Goal of the exercise →
All the records that follow need to be reproduced exactly. Omit the images.

[Dataset listings of figures]
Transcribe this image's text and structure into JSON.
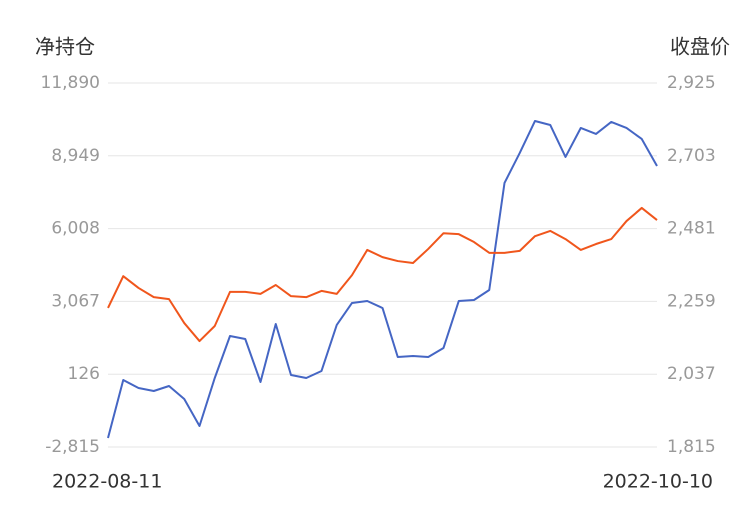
{
  "chart_data": {
    "type": "line",
    "y_label": "净持仓",
    "y2_label": "收盘价",
    "categories": [
      "2022-08-11",
      null,
      null,
      null,
      null,
      null,
      null,
      null,
      null,
      null,
      null,
      null,
      null,
      null,
      null,
      null,
      null,
      null,
      null,
      null,
      null,
      null,
      null,
      null,
      null,
      null,
      null,
      null,
      null,
      null,
      null,
      null,
      null,
      null,
      null,
      null,
      "2022-10-10"
    ],
    "ylim": [
      -2815,
      11890
    ],
    "yticks": [
      {
        "value": -2815,
        "label": "-2,815"
      },
      126,
      {
        "value": 3067,
        "label": "3,067"
      },
      {
        "value": 6008,
        "label": "6,008"
      },
      {
        "value": 8949,
        "label": "8,949"
      },
      {
        "value": 11890,
        "label": "11,890"
      }
    ],
    "y2lim": [
      1815,
      2925
    ],
    "y2ticks": [
      {
        "value": 1815,
        "label": "1,815"
      },
      {
        "value": 2037,
        "label": "2,037"
      },
      {
        "value": 2259,
        "label": "2,259"
      },
      {
        "value": 2481,
        "label": "2,481"
      },
      {
        "value": 2703,
        "label": "2,703"
      },
      {
        "value": 2925,
        "label": "2,925"
      }
    ],
    "grid": true,
    "series": [
      {
        "color": "#4566c4",
        "values": [
          -2451,
          -108,
          -432,
          -553,
          -351,
          -876,
          -1967,
          -27,
          1669,
          1548,
          -189,
          2154,
          94,
          -27,
          256,
          2114,
          3003,
          3083,
          2801,
          821,
          861,
          821,
          1185,
          3083,
          3124,
          3528,
          7851,
          9063,
          10356,
          10194,
          8902,
          10073,
          9831,
          10316,
          10073,
          9629,
          8538
        ]
      },
      {
        "color": "#f0561c",
        "axis": "y2",
        "values": [
          2239,
          2336,
          2300,
          2272,
          2266,
          2193,
          2138,
          2184,
          2288,
          2288,
          2282,
          2309,
          2275,
          2272,
          2291,
          2282,
          2339,
          2416,
          2394,
          2382,
          2376,
          2419,
          2467,
          2464,
          2440,
          2407,
          2407,
          2413,
          2458,
          2474,
          2449,
          2416,
          2434,
          2449,
          2504,
          2544,
          2507
        ]
      }
    ]
  }
}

Exercise response →
Transcribe this image's text and structure into JSON.
{
  "chart_data": {
    "type": "line",
    "y_label": "净持仓",
    "y2_label": "收盘价",
    "categories": [
      "2022-08-11",
      null,
      null,
      null,
      null,
      null,
      null,
      null,
      null,
      null,
      null,
      null,
      null,
      null,
      null,
      null,
      null,
      null,
      null,
      null,
      null,
      null,
      null,
      null,
      null,
      null,
      null,
      null,
      null,
      null,
      null,
      null,
      null,
      null,
      null,
      null,
      "2022-10-10"
    ],
    "ylim": [
      -2815,
      11890
    ],
    "yticks": [
      {
        "value": -2815,
        "label": "-2,815"
      },
      126,
      {
        "value": 3067,
        "label": "3,067"
      },
      {
        "value": 6008,
        "label": "6,008"
      },
      {
        "value": 8949,
        "label": "8,949"
      },
      {
        "value": 11890,
        "label": "11,890"
      }
    ],
    "y2lim": [
      1815,
      2925
    ],
    "y2ticks": [
      {
        "value": 1815,
        "label": "1,815"
      },
      {
        "value": 2037,
        "label": "2,037"
      },
      {
        "value": 2259,
        "label": "2,259"
      },
      {
        "value": 2481,
        "label": "2,481"
      },
      {
        "value": 2703,
        "label": "2,703"
      },
      {
        "value": 2925,
        "label": "2,925"
      }
    ],
    "grid": true,
    "series": [
      {
        "color": "#4566c4",
        "values": [
          -2451,
          -108,
          -432,
          -553,
          -351,
          -876,
          -1967,
          -27,
          1669,
          1548,
          -189,
          2154,
          94,
          -27,
          256,
          2114,
          3003,
          3083,
          2801,
          821,
          861,
          821,
          1185,
          3083,
          3124,
          3528,
          7851,
          9063,
          10356,
          10194,
          8902,
          10073,
          9831,
          10316,
          10073,
          9629,
          8538
        ]
      },
      {
        "color": "#f0561c",
        "axis": "y2",
        "values": [
          2239,
          2336,
          2300,
          2272,
          2266,
          2193,
          2138,
          2184,
          2288,
          2288,
          2282,
          2309,
          2275,
          2272,
          2291,
          2282,
          2339,
          2416,
          2394,
          2382,
          2376,
          2419,
          2467,
          2464,
          2440,
          2407,
          2407,
          2413,
          2458,
          2474,
          2449,
          2416,
          2434,
          2449,
          2504,
          2544,
          2507
        ]
      }
    ]
  }
}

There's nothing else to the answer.